## EXERCISE REQUIREMENTS
Transcribe the records below in full; pictures stay out of the copy.

## PROVIDED ENTRIES
◇ ◇ ◇

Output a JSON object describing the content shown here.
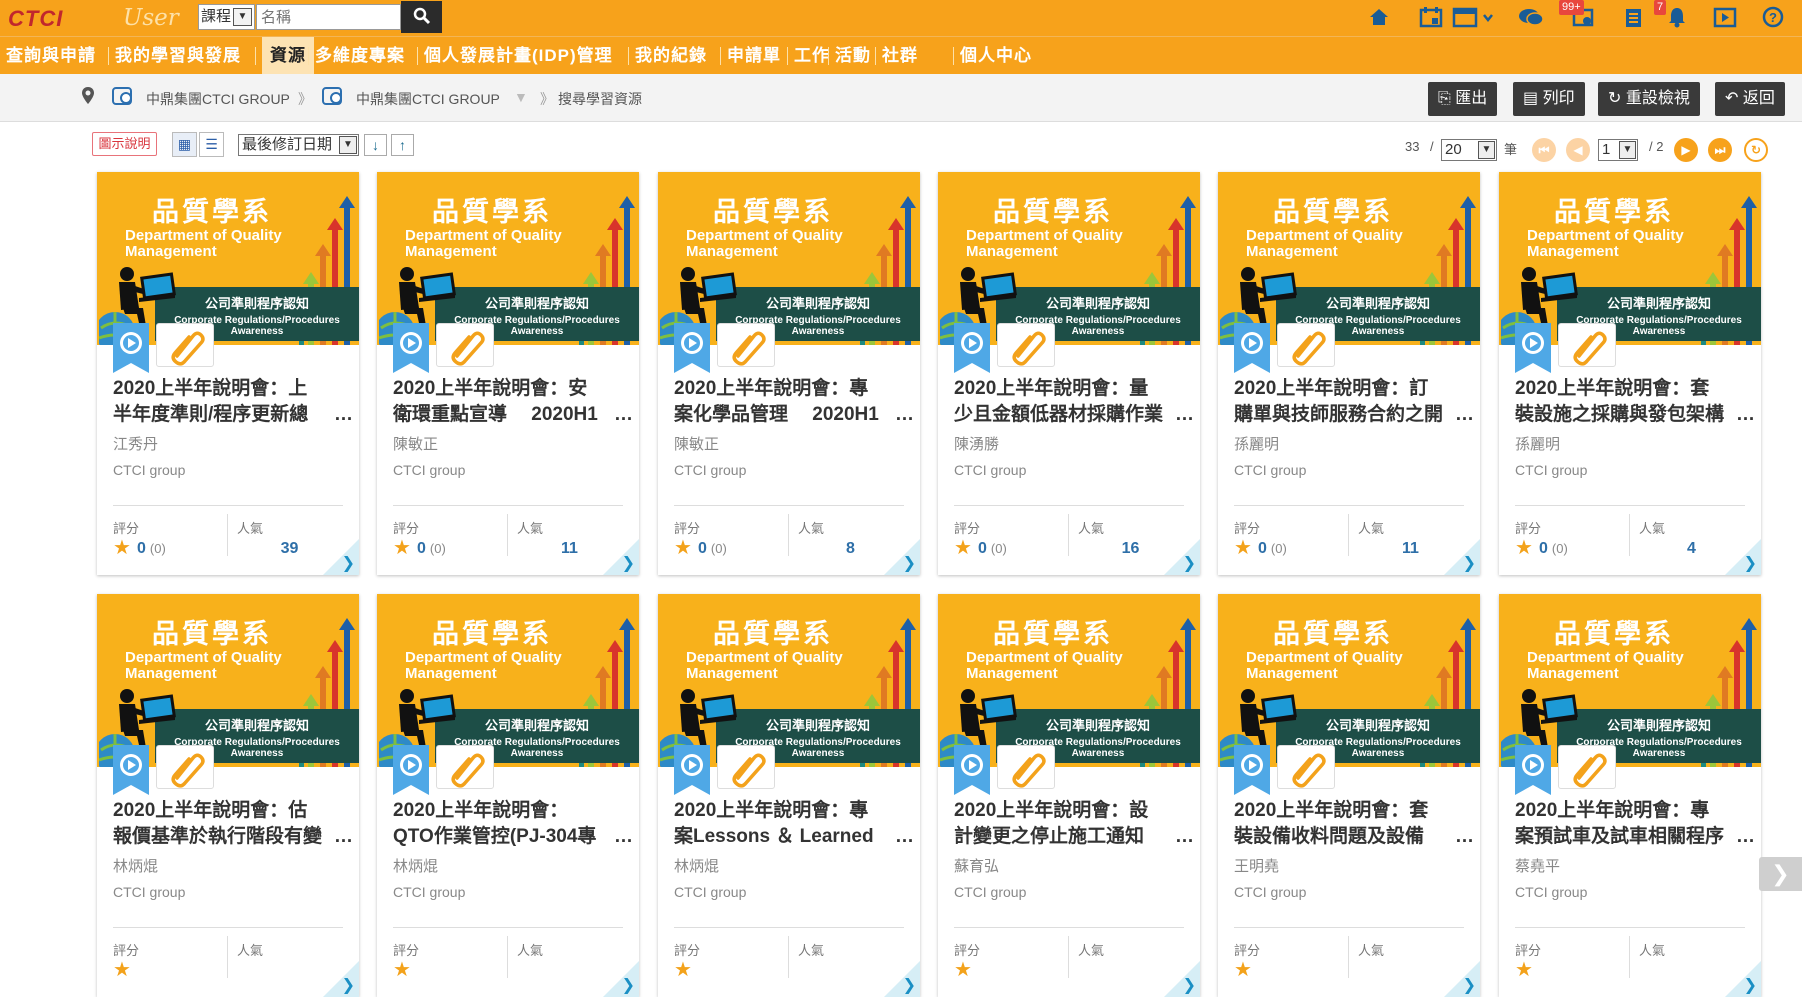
{
  "header": {
    "logo_text": "CTCI",
    "logo_user": "User",
    "search_type": "課程",
    "search_placeholder": "名稱",
    "msg_badge": "99+",
    "notif_badge": "7",
    "accent": "#f7a21b"
  },
  "nav": {
    "items": [
      "查詢與申請",
      "我的學習與發展",
      "資源",
      "多維度專案",
      "個人發展計畫(IDP)管理",
      "我的紀錄",
      "申請單",
      "工作",
      "活動",
      "社群",
      "個人中心"
    ],
    "active": "資源"
  },
  "breadcrumb": {
    "item1": "中鼎集團CTCI GROUP",
    "item2": "中鼎集團CTCI GROUP",
    "item3": "搜尋學習資源"
  },
  "actions": {
    "export": "匯出",
    "print": "列印",
    "reset": "重設檢視",
    "back": "返回"
  },
  "toolbar": {
    "legend": "圖示說明",
    "sort": "最後修訂日期",
    "total": "33",
    "slash": "/",
    "page_size": "20",
    "unit": "筆",
    "page": "1",
    "pages": "/ 2"
  },
  "thumb": {
    "title": "品質學系",
    "en1": "Department of Quality",
    "en2": "Management",
    "band_zh": "公司準則程序認知",
    "band_en1": "Corporate Regulations/Procedures",
    "band_en2": "Awareness"
  },
  "labels": {
    "score": "評分",
    "popularity": "人氣",
    "org": "CTCI group"
  },
  "cards": [
    {
      "line1": "2020上半年說明會：上",
      "line2": "半年度準則/程序更新總",
      "author": "江秀丹",
      "score": "0",
      "count": "(0)",
      "pop": "39"
    },
    {
      "line1": "2020上半年說明會：安",
      "line2": "衛環重點宣導　 2020H1",
      "author": "陳敏正",
      "score": "0",
      "count": "(0)",
      "pop": "11"
    },
    {
      "line1": "2020上半年說明會：專",
      "line2": "案化學品管理 　2020H1",
      "author": "陳敏正",
      "score": "0",
      "count": "(0)",
      "pop": "8"
    },
    {
      "line1": "2020上半年說明會：量",
      "line2": "少且金額低器材採購作業",
      "author": "陳湧勝",
      "score": "0",
      "count": "(0)",
      "pop": "16"
    },
    {
      "line1": "2020上半年說明會：訂",
      "line2": "購單與技師服務合約之開",
      "author": "孫麗明",
      "score": "0",
      "count": "(0)",
      "pop": "11"
    },
    {
      "line1": "2020上半年說明會：套",
      "line2": "裝設施之採購與發包架構",
      "author": "孫麗明",
      "score": "0",
      "count": "(0)",
      "pop": "4"
    },
    {
      "line1": "2020上半年說明會：估",
      "line2": "報價基準於執行階段有變",
      "author": "林炳焜",
      "score": "",
      "count": "",
      "pop": ""
    },
    {
      "line1": "2020上半年說明會：",
      "line2": "QTO作業管控(PJ-304專",
      "author": "林炳焜",
      "score": "",
      "count": "",
      "pop": ""
    },
    {
      "line1": "2020上半年說明會：專",
      "line2": "案Lessons ＆ Learned",
      "author": "林炳焜",
      "score": "",
      "count": "",
      "pop": ""
    },
    {
      "line1": "2020上半年說明會：設",
      "line2": "計變更之停止施工通知",
      "author": "蘇育弘",
      "score": "",
      "count": "",
      "pop": ""
    },
    {
      "line1": "2020上半年說明會：套",
      "line2": "裝設備收料問題及設備",
      "author": "王明堯",
      "score": "",
      "count": "",
      "pop": ""
    },
    {
      "line1": "2020上半年說明會：專",
      "line2": "案預試車及試車相關程序",
      "author": "蔡堯平",
      "score": "",
      "count": "",
      "pop": ""
    }
  ]
}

◇ ◇ ◇

## EXERCISE ANSWER
Output a JSON object describing the content shown here.
{
  "header": {
    "logo_text": "CTCI",
    "logo_user": "User",
    "search_type": "課程",
    "search_placeholder": "名稱",
    "msg_badge": "99+",
    "notif_badge": "7",
    "accent": "#f7a21b"
  },
  "nav": {
    "items": [
      "查詢與申請",
      "我的學習與發展",
      "資源",
      "多維度專案",
      "個人發展計畫(IDP)管理",
      "我的紀錄",
      "申請單",
      "工作",
      "活動",
      "社群",
      "個人中心"
    ],
    "active": "資源"
  },
  "breadcrumb": {
    "item1": "中鼎集團CTCI GROUP",
    "item2": "中鼎集團CTCI GROUP",
    "item3": "搜尋學習資源"
  },
  "actions": {
    "export": "匯出",
    "print": "列印",
    "reset": "重設檢視",
    "back": "返回"
  },
  "toolbar": {
    "legend": "圖示說明",
    "sort": "最後修訂日期",
    "total": "33",
    "slash": "/",
    "page_size": "20",
    "unit": "筆",
    "page": "1",
    "pages": "/ 2"
  },
  "thumb": {
    "title": "品質學系",
    "en1": "Department of Quality",
    "en2": "Management",
    "band_zh": "公司準則程序認知",
    "band_en1": "Corporate Regulations/Procedures",
    "band_en2": "Awareness"
  },
  "labels": {
    "score": "評分",
    "popularity": "人氣",
    "org": "CTCI group"
  },
  "cards": [
    {
      "line1": "2020上半年說明會：上",
      "line2": "半年度準則/程序更新總",
      "author": "江秀丹",
      "score": "0",
      "count": "(0)",
      "pop": "39"
    },
    {
      "line1": "2020上半年說明會：安",
      "line2": "衛環重點宣導　 2020H1",
      "author": "陳敏正",
      "score": "0",
      "count": "(0)",
      "pop": "11"
    },
    {
      "line1": "2020上半年說明會：專",
      "line2": "案化學品管理 　2020H1",
      "author": "陳敏正",
      "score": "0",
      "count": "(0)",
      "pop": "8"
    },
    {
      "line1": "2020上半年說明會：量",
      "line2": "少且金額低器材採購作業",
      "author": "陳湧勝",
      "score": "0",
      "count": "(0)",
      "pop": "16"
    },
    {
      "line1": "2020上半年說明會：訂",
      "line2": "購單與技師服務合約之開",
      "author": "孫麗明",
      "score": "0",
      "count": "(0)",
      "pop": "11"
    },
    {
      "line1": "2020上半年說明會：套",
      "line2": "裝設施之採購與發包架構",
      "author": "孫麗明",
      "score": "0",
      "count": "(0)",
      "pop": "4"
    },
    {
      "line1": "2020上半年說明會：估",
      "line2": "報價基準於執行階段有變",
      "author": "林炳焜",
      "score": "",
      "count": "",
      "pop": ""
    },
    {
      "line1": "2020上半年說明會：",
      "line2": "QTO作業管控(PJ-304專",
      "author": "林炳焜",
      "score": "",
      "count": "",
      "pop": ""
    },
    {
      "line1": "2020上半年說明會：專",
      "line2": "案Lessons ＆ Learned",
      "author": "林炳焜",
      "score": "",
      "count": "",
      "pop": ""
    },
    {
      "line1": "2020上半年說明會：設",
      "line2": "計變更之停止施工通知",
      "author": "蘇育弘",
      "score": "",
      "count": "",
      "pop": ""
    },
    {
      "line1": "2020上半年說明會：套",
      "line2": "裝設備收料問題及設備",
      "author": "王明堯",
      "score": "",
      "count": "",
      "pop": ""
    },
    {
      "line1": "2020上半年說明會：專",
      "line2": "案預試車及試車相關程序",
      "author": "蔡堯平",
      "score": "",
      "count": "",
      "pop": ""
    }
  ]
}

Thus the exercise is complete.